***** Exercise materials

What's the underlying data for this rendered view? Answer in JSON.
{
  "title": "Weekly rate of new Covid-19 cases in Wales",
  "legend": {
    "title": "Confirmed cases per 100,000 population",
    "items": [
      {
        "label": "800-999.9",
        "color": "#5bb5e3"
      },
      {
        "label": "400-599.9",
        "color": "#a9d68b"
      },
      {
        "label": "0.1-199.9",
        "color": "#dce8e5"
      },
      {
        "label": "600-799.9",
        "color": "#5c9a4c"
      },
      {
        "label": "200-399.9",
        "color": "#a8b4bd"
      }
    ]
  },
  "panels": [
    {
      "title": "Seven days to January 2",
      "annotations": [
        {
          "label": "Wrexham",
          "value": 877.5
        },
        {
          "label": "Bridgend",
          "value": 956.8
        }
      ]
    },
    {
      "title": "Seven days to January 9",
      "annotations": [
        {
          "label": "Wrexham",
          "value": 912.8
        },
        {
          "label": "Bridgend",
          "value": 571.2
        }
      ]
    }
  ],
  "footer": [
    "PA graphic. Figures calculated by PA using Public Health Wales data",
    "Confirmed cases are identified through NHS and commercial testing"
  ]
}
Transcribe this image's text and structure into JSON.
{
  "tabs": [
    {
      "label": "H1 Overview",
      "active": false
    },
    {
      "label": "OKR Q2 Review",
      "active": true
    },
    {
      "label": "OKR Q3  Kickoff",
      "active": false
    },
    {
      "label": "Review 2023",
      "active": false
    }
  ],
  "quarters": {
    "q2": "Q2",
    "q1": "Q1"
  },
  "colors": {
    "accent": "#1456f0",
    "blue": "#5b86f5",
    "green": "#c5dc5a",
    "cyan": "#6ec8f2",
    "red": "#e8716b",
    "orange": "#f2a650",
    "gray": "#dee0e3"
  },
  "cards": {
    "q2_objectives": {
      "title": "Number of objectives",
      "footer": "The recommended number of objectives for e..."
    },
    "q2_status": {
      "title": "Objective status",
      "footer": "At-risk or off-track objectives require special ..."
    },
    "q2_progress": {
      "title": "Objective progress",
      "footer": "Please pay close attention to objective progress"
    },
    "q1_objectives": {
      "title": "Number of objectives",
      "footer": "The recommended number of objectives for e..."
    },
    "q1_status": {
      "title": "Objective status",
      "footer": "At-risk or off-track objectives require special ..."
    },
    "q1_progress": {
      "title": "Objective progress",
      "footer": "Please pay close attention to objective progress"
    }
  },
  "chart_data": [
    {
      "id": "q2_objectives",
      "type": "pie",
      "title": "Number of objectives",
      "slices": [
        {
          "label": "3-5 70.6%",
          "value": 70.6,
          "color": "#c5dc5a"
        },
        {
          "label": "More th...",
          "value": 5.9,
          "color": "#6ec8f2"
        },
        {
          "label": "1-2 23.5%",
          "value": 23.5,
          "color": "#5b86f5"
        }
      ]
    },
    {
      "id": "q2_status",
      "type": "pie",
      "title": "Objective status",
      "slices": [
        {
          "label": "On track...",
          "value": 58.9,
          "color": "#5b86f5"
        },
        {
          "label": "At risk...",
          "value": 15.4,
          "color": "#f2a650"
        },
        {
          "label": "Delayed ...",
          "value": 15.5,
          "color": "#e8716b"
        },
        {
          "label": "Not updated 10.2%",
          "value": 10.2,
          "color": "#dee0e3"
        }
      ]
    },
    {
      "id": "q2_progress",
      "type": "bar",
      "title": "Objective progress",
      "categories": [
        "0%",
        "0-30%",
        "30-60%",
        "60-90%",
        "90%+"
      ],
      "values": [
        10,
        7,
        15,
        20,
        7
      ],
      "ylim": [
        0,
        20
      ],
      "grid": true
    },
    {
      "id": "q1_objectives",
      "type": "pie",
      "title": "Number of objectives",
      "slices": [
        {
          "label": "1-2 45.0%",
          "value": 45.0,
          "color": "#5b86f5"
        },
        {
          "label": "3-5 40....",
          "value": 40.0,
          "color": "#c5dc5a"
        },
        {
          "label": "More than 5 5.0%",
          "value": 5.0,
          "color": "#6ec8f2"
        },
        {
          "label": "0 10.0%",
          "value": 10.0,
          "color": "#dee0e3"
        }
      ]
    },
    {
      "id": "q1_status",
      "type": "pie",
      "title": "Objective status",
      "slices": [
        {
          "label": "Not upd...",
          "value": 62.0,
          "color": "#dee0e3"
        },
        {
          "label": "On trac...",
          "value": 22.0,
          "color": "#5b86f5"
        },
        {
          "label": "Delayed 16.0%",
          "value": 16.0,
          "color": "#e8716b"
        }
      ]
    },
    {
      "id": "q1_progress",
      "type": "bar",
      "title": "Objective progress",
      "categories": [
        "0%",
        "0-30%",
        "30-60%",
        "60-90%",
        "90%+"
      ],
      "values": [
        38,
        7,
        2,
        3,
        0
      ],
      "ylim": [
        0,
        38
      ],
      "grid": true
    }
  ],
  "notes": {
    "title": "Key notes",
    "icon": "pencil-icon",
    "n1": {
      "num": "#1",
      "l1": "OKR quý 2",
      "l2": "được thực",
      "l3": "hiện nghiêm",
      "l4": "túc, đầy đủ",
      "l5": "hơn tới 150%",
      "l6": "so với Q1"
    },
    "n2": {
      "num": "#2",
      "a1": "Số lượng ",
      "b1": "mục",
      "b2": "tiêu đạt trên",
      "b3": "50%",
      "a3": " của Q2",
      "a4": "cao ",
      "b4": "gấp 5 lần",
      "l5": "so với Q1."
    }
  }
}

**********

* Exercise objective
Give the entries again in full, exactly as they are written.

* The response
What's the underlying data for this rendered view? Answer in JSON.
{
  "title": "Weekly rate of new Covid-19 cases in Wales",
  "legend": {
    "title": "Confirmed cases per 100,000 population",
    "items": [
      {
        "label": "800-999.9",
        "color": "#5bb5e3"
      },
      {
        "label": "400-599.9",
        "color": "#a9d68b"
      },
      {
        "label": "0.1-199.9",
        "color": "#dce8e5"
      },
      {
        "label": "600-799.9",
        "color": "#5c9a4c"
      },
      {
        "label": "200-399.9",
        "color": "#a8b4bd"
      }
    ]
  },
  "panels": [
    {
      "title": "Seven days to January 2",
      "annotations": [
        {
          "label": "Wrexham",
          "value": 877.5
        },
        {
          "label": "Bridgend",
          "value": 956.8
        }
      ]
    },
    {
      "title": "Seven days to January 9",
      "annotations": [
        {
          "label": "Wrexham",
          "value": 912.8
        },
        {
          "label": "Bridgend",
          "value": 571.2
        }
      ]
    }
  ],
  "footer": [
    "PA graphic. Figures calculated by PA using Public Health Wales data",
    "Confirmed cases are identified through NHS and commercial testing"
  ]
}
Transcribe this image's text and structure into JSON.
{
  "tabs": [
    {
      "label": "H1 Overview",
      "active": false
    },
    {
      "label": "OKR Q2 Review",
      "active": true
    },
    {
      "label": "OKR Q3  Kickoff",
      "active": false
    },
    {
      "label": "Review 2023",
      "active": false
    }
  ],
  "quarters": {
    "q2": "Q2",
    "q1": "Q1"
  },
  "colors": {
    "accent": "#1456f0",
    "blue": "#5b86f5",
    "green": "#c5dc5a",
    "cyan": "#6ec8f2",
    "red": "#e8716b",
    "orange": "#f2a650",
    "gray": "#dee0e3"
  },
  "cards": {
    "q2_objectives": {
      "title": "Number of objectives",
      "footer": "The recommended number of objectives for e..."
    },
    "q2_status": {
      "title": "Objective status",
      "footer": "At-risk or off-track objectives require special ..."
    },
    "q2_progress": {
      "title": "Objective progress",
      "footer": "Please pay close attention to objective progress"
    },
    "q1_objectives": {
      "title": "Number of objectives",
      "footer": "The recommended number of objectives for e..."
    },
    "q1_status": {
      "title": "Objective status",
      "footer": "At-risk or off-track objectives require special ..."
    },
    "q1_progress": {
      "title": "Objective progress",
      "footer": "Please pay close attention to objective progress"
    }
  },
  "chart_data": [
    {
      "id": "q2_objectives",
      "type": "pie",
      "title": "Number of objectives",
      "slices": [
        {
          "label": "3-5 70.6%",
          "value": 70.6,
          "color": "#c5dc5a"
        },
        {
          "label": "More th...",
          "value": 5.9,
          "color": "#6ec8f2"
        },
        {
          "label": "1-2 23.5%",
          "value": 23.5,
          "color": "#5b86f5"
        }
      ]
    },
    {
      "id": "q2_status",
      "type": "pie",
      "title": "Objective status",
      "slices": [
        {
          "label": "On track...",
          "value": 58.9,
          "color": "#5b86f5"
        },
        {
          "label": "At risk...",
          "value": 15.4,
          "color": "#f2a650"
        },
        {
          "label": "Delayed ...",
          "value": 15.5,
          "color": "#e8716b"
        },
        {
          "label": "Not updated 10.2%",
          "value": 10.2,
          "color": "#dee0e3"
        }
      ]
    },
    {
      "id": "q2_progress",
      "type": "bar",
      "title": "Objective progress",
      "categories": [
        "0%",
        "0-30%",
        "30-60%",
        "60-90%",
        "90%+"
      ],
      "values": [
        10,
        7,
        15,
        20,
        7
      ],
      "ylim": [
        0,
        20
      ],
      "grid": true
    },
    {
      "id": "q1_objectives",
      "type": "pie",
      "title": "Number of objectives",
      "slices": [
        {
          "label": "1-2 45.0%",
          "value": 45.0,
          "color": "#5b86f5"
        },
        {
          "label": "3-5 40....",
          "value": 40.0,
          "color": "#c5dc5a"
        },
        {
          "label": "More than 5 5.0%",
          "value": 5.0,
          "color": "#6ec8f2"
        },
        {
          "label": "0 10.0%",
          "value": 10.0,
          "color": "#dee0e3"
        }
      ]
    },
    {
      "id": "q1_status",
      "type": "pie",
      "title": "Objective status",
      "slices": [
        {
          "label": "Not upd...",
          "value": 62.0,
          "color": "#dee0e3"
        },
        {
          "label": "On trac...",
          "value": 22.0,
          "color": "#5b86f5"
        },
        {
          "label": "Delayed 16.0%",
          "value": 16.0,
          "color": "#e8716b"
        }
      ]
    },
    {
      "id": "q1_progress",
      "type": "bar",
      "title": "Objective progress",
      "categories": [
        "0%",
        "0-30%",
        "30-60%",
        "60-90%",
        "90%+"
      ],
      "values": [
        38,
        7,
        2,
        3,
        0
      ],
      "ylim": [
        0,
        38
      ],
      "grid": true
    }
  ],
  "notes": {
    "title": "Key notes",
    "icon": "pencil-icon",
    "n1": {
      "num": "#1",
      "l1": "OKR quý 2",
      "l2": "được thực",
      "l3": "hiện nghiêm",
      "l4": "túc, đầy đủ",
      "l5": "hơn tới 150%",
      "l6": "so với Q1"
    },
    "n2": {
      "num": "#2",
      "a1": "Số lượng ",
      "b1": "mục",
      "b2": "tiêu đạt trên",
      "b3": "50%",
      "a3": " của Q2",
      "a4": "cao ",
      "b4": "gấp 5 lần",
      "l5": "so với Q1."
    }
  }
}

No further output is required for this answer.